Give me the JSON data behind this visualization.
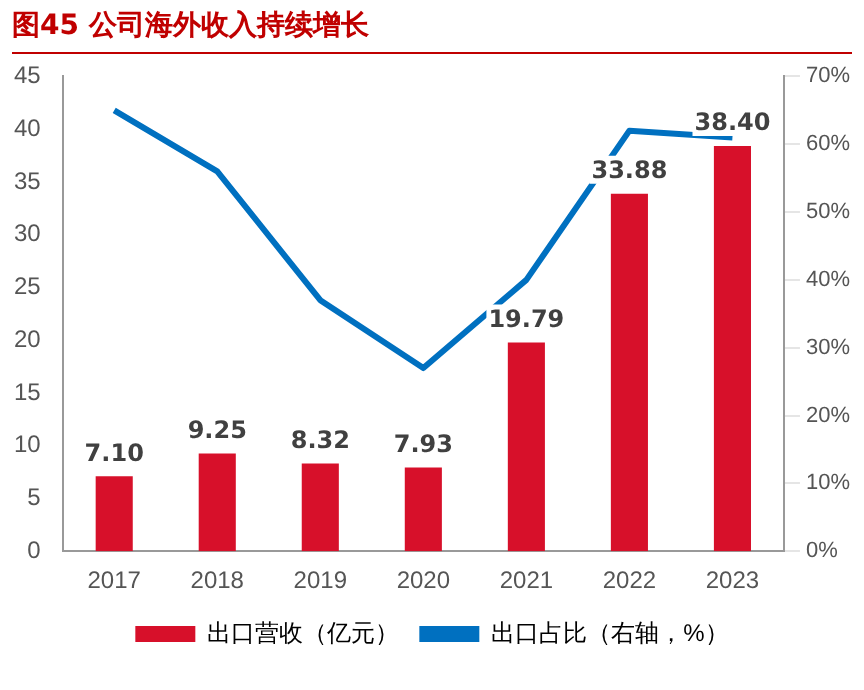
{
  "chart_data": {
    "type": "bar",
    "title": "图45 公司海外收入持续增长",
    "categories": [
      "2017",
      "2018",
      "2019",
      "2020",
      "2021",
      "2022",
      "2023"
    ],
    "series": [
      {
        "name": "出口营收（亿元）",
        "color": "#d7102a",
        "values": [
          7.1,
          9.25,
          8.32,
          7.93,
          19.79,
          33.88,
          38.4
        ],
        "value_labels": [
          "7.10",
          "9.25",
          "8.32",
          "7.93",
          "19.79",
          "33.88",
          "38.40"
        ]
      },
      {
        "name": "出口占比（右轴，%）",
        "type": "line",
        "axis": "y2",
        "color": "#0070c0",
        "values": [
          65,
          56,
          37,
          27,
          40,
          62,
          61
        ]
      }
    ],
    "ylim": [
      0,
      45
    ],
    "yticks": [
      0,
      5,
      10,
      15,
      20,
      25,
      30,
      35,
      40,
      45
    ],
    "y2lim": [
      0,
      70
    ],
    "y2ticks": [
      {
        "value": 0,
        "label": "0%"
      },
      {
        "value": 10,
        "label": "10%"
      },
      {
        "value": 20,
        "label": "20%"
      },
      {
        "value": 30,
        "label": "30%"
      },
      {
        "value": 40,
        "label": "40%"
      },
      {
        "value": 50,
        "label": "50%"
      },
      {
        "value": 60,
        "label": "60%"
      },
      {
        "value": 70,
        "label": "70%"
      }
    ],
    "grid": false,
    "legend": "bottom",
    "marker": "none"
  }
}
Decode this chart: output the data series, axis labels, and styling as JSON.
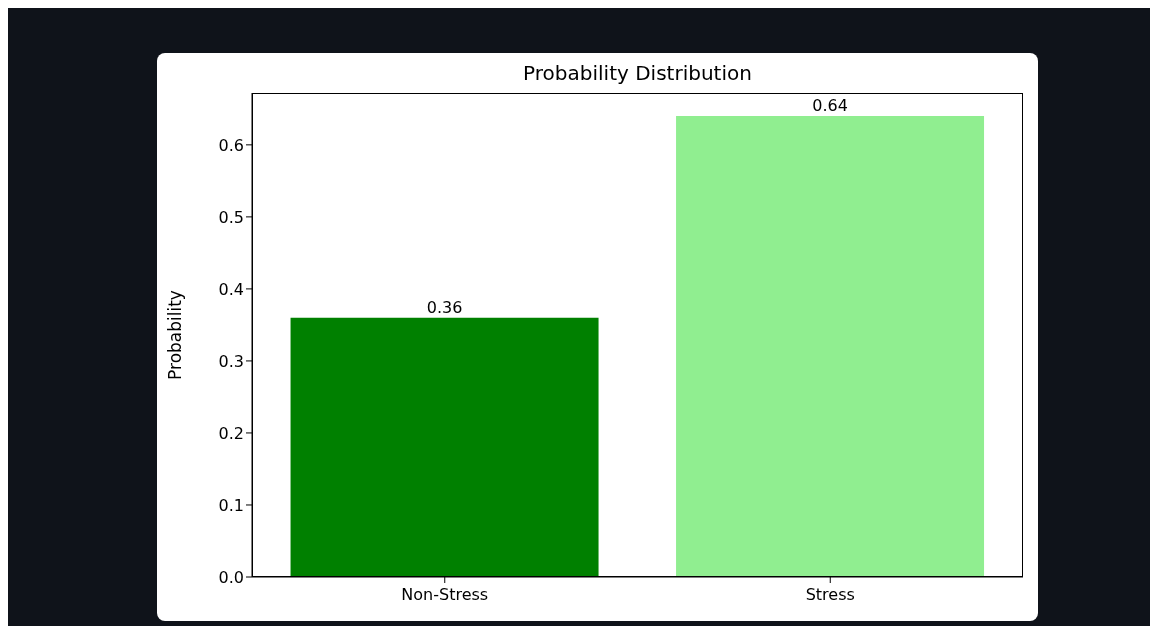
# # # # # # #
- THE PROBLEM
Copy the material exactly. Do not include the pictures.

- SOLVED PROBLEM
Give me the JSON data behind this visualization.
{
  "chart_data": {
    "type": "bar",
    "title": "图45 公司海外收入持续增长",
    "categories": [
      "2017",
      "2018",
      "2019",
      "2020",
      "2021",
      "2022",
      "2023"
    ],
    "series": [
      {
        "name": "出口营收（亿元）",
        "color": "#d7102a",
        "values": [
          7.1,
          9.25,
          8.32,
          7.93,
          19.79,
          33.88,
          38.4
        ],
        "value_labels": [
          "7.10",
          "9.25",
          "8.32",
          "7.93",
          "19.79",
          "33.88",
          "38.40"
        ]
      },
      {
        "name": "出口占比（右轴，%）",
        "type": "line",
        "axis": "y2",
        "color": "#0070c0",
        "values": [
          65,
          56,
          37,
          27,
          40,
          62,
          61
        ]
      }
    ],
    "ylim": [
      0,
      45
    ],
    "yticks": [
      0,
      5,
      10,
      15,
      20,
      25,
      30,
      35,
      40,
      45
    ],
    "y2lim": [
      0,
      70
    ],
    "y2ticks": [
      {
        "value": 0,
        "label": "0%"
      },
      {
        "value": 10,
        "label": "10%"
      },
      {
        "value": 20,
        "label": "20%"
      },
      {
        "value": 30,
        "label": "30%"
      },
      {
        "value": 40,
        "label": "40%"
      },
      {
        "value": 50,
        "label": "50%"
      },
      {
        "value": 60,
        "label": "60%"
      },
      {
        "value": 70,
        "label": "70%"
      }
    ],
    "grid": false,
    "legend": "bottom",
    "marker": "none"
  }
}
Decode this chart: output the data series, axis labels, and styling as JSON.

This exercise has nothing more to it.